● What you are asked to do: Report the count of lines where the string "ylabel" appears, and nothing else.

═════ Source material ═════

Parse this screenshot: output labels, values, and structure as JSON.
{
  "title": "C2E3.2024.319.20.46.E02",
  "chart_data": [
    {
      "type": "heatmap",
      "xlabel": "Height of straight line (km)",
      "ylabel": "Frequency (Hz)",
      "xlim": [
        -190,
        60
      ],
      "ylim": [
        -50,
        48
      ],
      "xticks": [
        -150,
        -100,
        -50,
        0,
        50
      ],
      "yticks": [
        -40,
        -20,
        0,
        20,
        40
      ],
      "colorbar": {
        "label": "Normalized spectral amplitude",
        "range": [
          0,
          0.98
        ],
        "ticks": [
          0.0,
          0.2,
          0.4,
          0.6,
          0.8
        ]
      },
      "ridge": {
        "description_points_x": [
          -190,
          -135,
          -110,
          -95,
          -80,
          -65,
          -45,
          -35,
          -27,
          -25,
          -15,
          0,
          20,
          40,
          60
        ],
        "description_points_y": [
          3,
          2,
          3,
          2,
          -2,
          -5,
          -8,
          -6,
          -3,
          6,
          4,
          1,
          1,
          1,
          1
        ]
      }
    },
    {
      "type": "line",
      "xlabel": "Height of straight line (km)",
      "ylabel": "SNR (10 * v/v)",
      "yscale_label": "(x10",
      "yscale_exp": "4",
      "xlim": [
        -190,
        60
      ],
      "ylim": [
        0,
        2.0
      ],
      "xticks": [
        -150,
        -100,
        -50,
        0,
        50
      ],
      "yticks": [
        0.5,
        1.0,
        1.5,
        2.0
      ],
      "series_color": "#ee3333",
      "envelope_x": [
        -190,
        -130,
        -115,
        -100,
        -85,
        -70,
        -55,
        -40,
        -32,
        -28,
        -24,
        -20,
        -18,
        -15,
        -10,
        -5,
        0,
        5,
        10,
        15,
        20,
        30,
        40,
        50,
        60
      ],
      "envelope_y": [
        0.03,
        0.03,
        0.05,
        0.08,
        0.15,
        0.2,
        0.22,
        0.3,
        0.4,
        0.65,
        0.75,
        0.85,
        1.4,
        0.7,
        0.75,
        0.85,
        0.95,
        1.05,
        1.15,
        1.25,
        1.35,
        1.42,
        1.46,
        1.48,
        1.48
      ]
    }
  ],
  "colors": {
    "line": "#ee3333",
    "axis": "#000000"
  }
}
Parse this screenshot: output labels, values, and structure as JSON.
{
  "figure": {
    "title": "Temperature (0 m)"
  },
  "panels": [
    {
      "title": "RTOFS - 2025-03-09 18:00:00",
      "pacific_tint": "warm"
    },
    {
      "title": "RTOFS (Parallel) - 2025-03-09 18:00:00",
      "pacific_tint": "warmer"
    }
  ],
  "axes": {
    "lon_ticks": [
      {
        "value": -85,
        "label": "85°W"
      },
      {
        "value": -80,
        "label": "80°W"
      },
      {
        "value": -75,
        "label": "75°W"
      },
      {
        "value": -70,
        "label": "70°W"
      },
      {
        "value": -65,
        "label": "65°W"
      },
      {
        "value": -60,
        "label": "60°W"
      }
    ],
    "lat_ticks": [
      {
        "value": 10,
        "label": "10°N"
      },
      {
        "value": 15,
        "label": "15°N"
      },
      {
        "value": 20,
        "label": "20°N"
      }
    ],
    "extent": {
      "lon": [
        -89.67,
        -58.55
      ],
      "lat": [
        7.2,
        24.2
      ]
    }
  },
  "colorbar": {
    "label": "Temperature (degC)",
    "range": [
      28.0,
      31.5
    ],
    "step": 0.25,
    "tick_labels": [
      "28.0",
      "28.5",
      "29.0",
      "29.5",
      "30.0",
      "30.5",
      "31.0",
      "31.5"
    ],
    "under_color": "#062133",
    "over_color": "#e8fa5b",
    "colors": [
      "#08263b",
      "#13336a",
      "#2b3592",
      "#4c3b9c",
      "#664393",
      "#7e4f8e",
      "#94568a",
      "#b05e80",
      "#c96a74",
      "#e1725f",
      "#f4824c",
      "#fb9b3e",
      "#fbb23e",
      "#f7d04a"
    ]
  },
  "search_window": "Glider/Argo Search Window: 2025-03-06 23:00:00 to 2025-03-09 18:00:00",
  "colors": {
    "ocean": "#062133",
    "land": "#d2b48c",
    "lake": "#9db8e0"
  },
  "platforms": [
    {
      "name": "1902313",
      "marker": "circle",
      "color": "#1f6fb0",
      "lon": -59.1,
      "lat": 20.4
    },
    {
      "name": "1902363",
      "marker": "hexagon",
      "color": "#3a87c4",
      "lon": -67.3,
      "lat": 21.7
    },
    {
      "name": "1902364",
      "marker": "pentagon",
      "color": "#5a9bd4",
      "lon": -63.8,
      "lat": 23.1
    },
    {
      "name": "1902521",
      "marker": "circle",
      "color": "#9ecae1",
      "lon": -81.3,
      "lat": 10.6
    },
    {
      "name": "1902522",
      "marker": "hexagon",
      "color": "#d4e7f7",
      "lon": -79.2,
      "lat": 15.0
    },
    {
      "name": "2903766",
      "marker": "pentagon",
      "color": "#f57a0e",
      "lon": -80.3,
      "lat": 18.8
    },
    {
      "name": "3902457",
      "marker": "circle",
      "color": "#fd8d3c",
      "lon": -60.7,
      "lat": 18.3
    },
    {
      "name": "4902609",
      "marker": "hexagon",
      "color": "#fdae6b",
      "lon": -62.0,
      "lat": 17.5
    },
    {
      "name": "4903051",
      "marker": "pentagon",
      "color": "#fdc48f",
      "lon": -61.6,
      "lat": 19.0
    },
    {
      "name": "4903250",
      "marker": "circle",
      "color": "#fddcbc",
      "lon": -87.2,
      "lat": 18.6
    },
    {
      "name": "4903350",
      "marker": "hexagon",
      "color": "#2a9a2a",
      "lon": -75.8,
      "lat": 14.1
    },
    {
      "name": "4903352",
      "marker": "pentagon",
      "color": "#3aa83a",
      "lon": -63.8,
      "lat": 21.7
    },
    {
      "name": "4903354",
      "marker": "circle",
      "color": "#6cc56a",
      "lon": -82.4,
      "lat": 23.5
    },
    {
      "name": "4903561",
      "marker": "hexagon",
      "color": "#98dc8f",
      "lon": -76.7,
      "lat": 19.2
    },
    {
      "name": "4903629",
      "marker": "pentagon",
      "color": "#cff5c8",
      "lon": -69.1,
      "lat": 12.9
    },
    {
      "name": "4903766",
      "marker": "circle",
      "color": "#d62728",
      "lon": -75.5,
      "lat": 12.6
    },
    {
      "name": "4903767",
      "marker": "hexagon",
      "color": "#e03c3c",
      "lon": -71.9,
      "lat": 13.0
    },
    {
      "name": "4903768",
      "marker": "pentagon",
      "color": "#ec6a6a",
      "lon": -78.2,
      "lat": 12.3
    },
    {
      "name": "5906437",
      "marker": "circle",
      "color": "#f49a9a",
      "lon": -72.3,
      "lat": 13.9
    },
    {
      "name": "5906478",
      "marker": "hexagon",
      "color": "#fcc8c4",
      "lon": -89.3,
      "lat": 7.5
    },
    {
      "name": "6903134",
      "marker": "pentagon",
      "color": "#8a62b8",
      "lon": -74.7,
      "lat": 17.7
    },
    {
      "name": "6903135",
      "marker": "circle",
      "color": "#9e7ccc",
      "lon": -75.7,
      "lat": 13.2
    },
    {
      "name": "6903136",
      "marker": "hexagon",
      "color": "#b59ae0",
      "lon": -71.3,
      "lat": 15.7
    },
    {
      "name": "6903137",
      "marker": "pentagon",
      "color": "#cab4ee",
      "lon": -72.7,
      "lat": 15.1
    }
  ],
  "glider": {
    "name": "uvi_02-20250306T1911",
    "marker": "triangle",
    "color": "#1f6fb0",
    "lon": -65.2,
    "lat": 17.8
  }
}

═════

● Written reply: 2